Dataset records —
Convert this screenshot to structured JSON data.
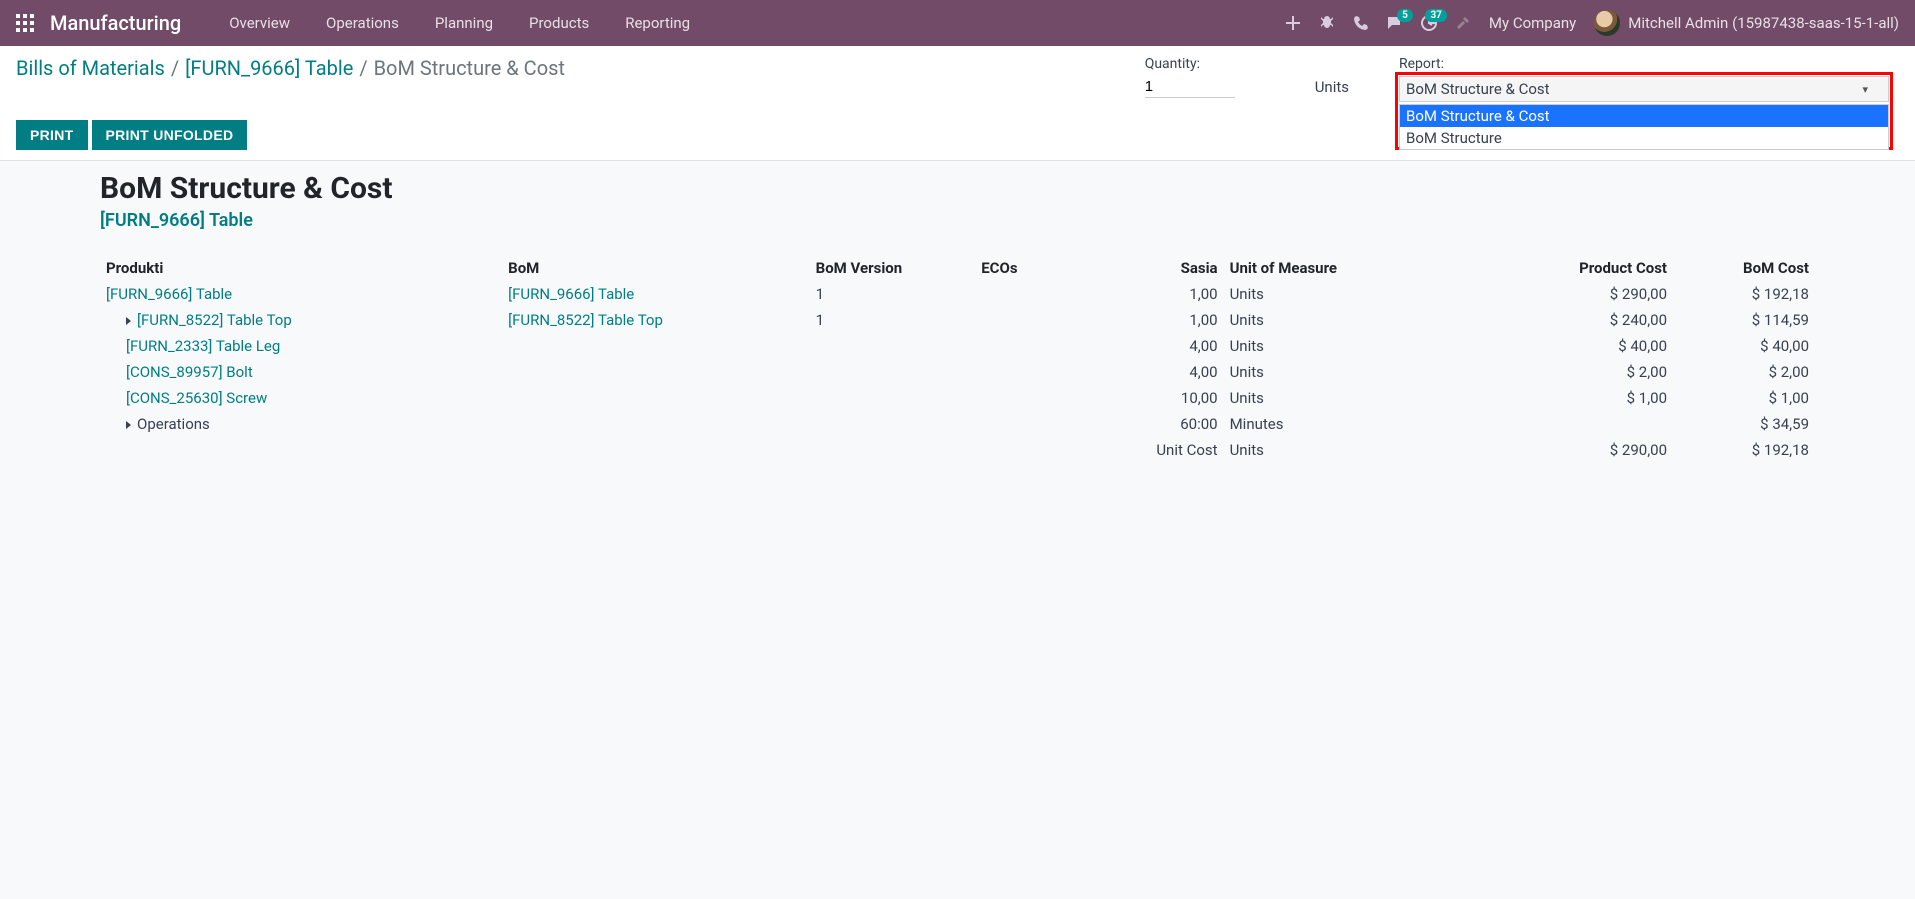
{
  "navbar": {
    "app_name": "Manufacturing",
    "menu": [
      "Overview",
      "Operations",
      "Planning",
      "Products",
      "Reporting"
    ],
    "chat_badge": "5",
    "activity_badge": "37",
    "company": "My Company",
    "user": "Mitchell Admin (15987438-saas-15-1-all)"
  },
  "breadcrumb": {
    "a": "Bills of Materials",
    "b": "[FURN_9666] Table",
    "c": "BoM Structure & Cost"
  },
  "controls": {
    "qty_label": "Quantity:",
    "qty_value": "1",
    "unit": "Units",
    "report_label": "Report:",
    "report_selected": "BoM Structure & Cost",
    "report_options": [
      "BoM Structure & Cost",
      "BoM Structure"
    ],
    "print": "PRINT",
    "print_unfolded": "PRINT UNFOLDED"
  },
  "report": {
    "title": "BoM Structure & Cost",
    "subtitle": "[FURN_9666] Table",
    "headers": {
      "product": "Produkti",
      "bom": "BoM",
      "version": "BoM Version",
      "ecos": "ECOs",
      "qty": "Sasia",
      "uom": "Unit of Measure",
      "pcost": "Product Cost",
      "bcost": "BoM Cost"
    },
    "rows": [
      {
        "indent": 0,
        "caret": false,
        "product": "[FURN_9666] Table",
        "link": true,
        "bom": "[FURN_9666] Table",
        "bom_link": true,
        "version": "1",
        "ecos": "",
        "qty": "1,00",
        "uom": "Units",
        "pcost": "$ 290,00",
        "bcost": "$ 192,18"
      },
      {
        "indent": 1,
        "caret": true,
        "product": "[FURN_8522] Table Top",
        "link": true,
        "bom": "[FURN_8522] Table Top",
        "bom_link": true,
        "version": "1",
        "ecos": "",
        "qty": "1,00",
        "uom": "Units",
        "pcost": "$ 240,00",
        "bcost": "$ 114,59"
      },
      {
        "indent": 1,
        "caret": false,
        "product": "[FURN_2333] Table Leg",
        "link": true,
        "bom": "",
        "bom_link": false,
        "version": "",
        "ecos": "",
        "qty": "4,00",
        "uom": "Units",
        "pcost": "$ 40,00",
        "bcost": "$ 40,00"
      },
      {
        "indent": 1,
        "caret": false,
        "product": "[CONS_89957] Bolt",
        "link": true,
        "bom": "",
        "bom_link": false,
        "version": "",
        "ecos": "",
        "qty": "4,00",
        "uom": "Units",
        "pcost": "$ 2,00",
        "bcost": "$ 2,00"
      },
      {
        "indent": 1,
        "caret": false,
        "product": "[CONS_25630] Screw",
        "link": true,
        "bom": "",
        "bom_link": false,
        "version": "",
        "ecos": "",
        "qty": "10,00",
        "uom": "Units",
        "pcost": "$ 1,00",
        "bcost": "$ 1,00"
      },
      {
        "indent": 1,
        "caret": true,
        "product": "Operations",
        "link": false,
        "bom": "",
        "bom_link": false,
        "version": "",
        "ecos": "",
        "qty": "60:00",
        "uom": "Minutes",
        "pcost": "",
        "bcost": "$ 34,59"
      }
    ],
    "footer": {
      "label": "Unit Cost",
      "uom": "Units",
      "pcost": "$ 290,00",
      "bcost": "$ 192,18"
    }
  }
}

THE TASK — Above are the records; reproduce them exactly and leave out the pictures.

SOLUTION —
Convert this screenshot to structured JSON data.
{
  "navbar": {
    "app_name": "Manufacturing",
    "menu": [
      "Overview",
      "Operations",
      "Planning",
      "Products",
      "Reporting"
    ],
    "chat_badge": "5",
    "activity_badge": "37",
    "company": "My Company",
    "user": "Mitchell Admin (15987438-saas-15-1-all)"
  },
  "breadcrumb": {
    "a": "Bills of Materials",
    "b": "[FURN_9666] Table",
    "c": "BoM Structure & Cost"
  },
  "controls": {
    "qty_label": "Quantity:",
    "qty_value": "1",
    "unit": "Units",
    "report_label": "Report:",
    "report_selected": "BoM Structure & Cost",
    "report_options": [
      "BoM Structure & Cost",
      "BoM Structure"
    ],
    "print": "PRINT",
    "print_unfolded": "PRINT UNFOLDED"
  },
  "report": {
    "title": "BoM Structure & Cost",
    "subtitle": "[FURN_9666] Table",
    "headers": {
      "product": "Produkti",
      "bom": "BoM",
      "version": "BoM Version",
      "ecos": "ECOs",
      "qty": "Sasia",
      "uom": "Unit of Measure",
      "pcost": "Product Cost",
      "bcost": "BoM Cost"
    },
    "rows": [
      {
        "indent": 0,
        "caret": false,
        "product": "[FURN_9666] Table",
        "link": true,
        "bom": "[FURN_9666] Table",
        "bom_link": true,
        "version": "1",
        "ecos": "",
        "qty": "1,00",
        "uom": "Units",
        "pcost": "$ 290,00",
        "bcost": "$ 192,18"
      },
      {
        "indent": 1,
        "caret": true,
        "product": "[FURN_8522] Table Top",
        "link": true,
        "bom": "[FURN_8522] Table Top",
        "bom_link": true,
        "version": "1",
        "ecos": "",
        "qty": "1,00",
        "uom": "Units",
        "pcost": "$ 240,00",
        "bcost": "$ 114,59"
      },
      {
        "indent": 1,
        "caret": false,
        "product": "[FURN_2333] Table Leg",
        "link": true,
        "bom": "",
        "bom_link": false,
        "version": "",
        "ecos": "",
        "qty": "4,00",
        "uom": "Units",
        "pcost": "$ 40,00",
        "bcost": "$ 40,00"
      },
      {
        "indent": 1,
        "caret": false,
        "product": "[CONS_89957] Bolt",
        "link": true,
        "bom": "",
        "bom_link": false,
        "version": "",
        "ecos": "",
        "qty": "4,00",
        "uom": "Units",
        "pcost": "$ 2,00",
        "bcost": "$ 2,00"
      },
      {
        "indent": 1,
        "caret": false,
        "product": "[CONS_25630] Screw",
        "link": true,
        "bom": "",
        "bom_link": false,
        "version": "",
        "ecos": "",
        "qty": "10,00",
        "uom": "Units",
        "pcost": "$ 1,00",
        "bcost": "$ 1,00"
      },
      {
        "indent": 1,
        "caret": true,
        "product": "Operations",
        "link": false,
        "bom": "",
        "bom_link": false,
        "version": "",
        "ecos": "",
        "qty": "60:00",
        "uom": "Minutes",
        "pcost": "",
        "bcost": "$ 34,59"
      }
    ],
    "footer": {
      "label": "Unit Cost",
      "uom": "Units",
      "pcost": "$ 290,00",
      "bcost": "$ 192,18"
    }
  }
}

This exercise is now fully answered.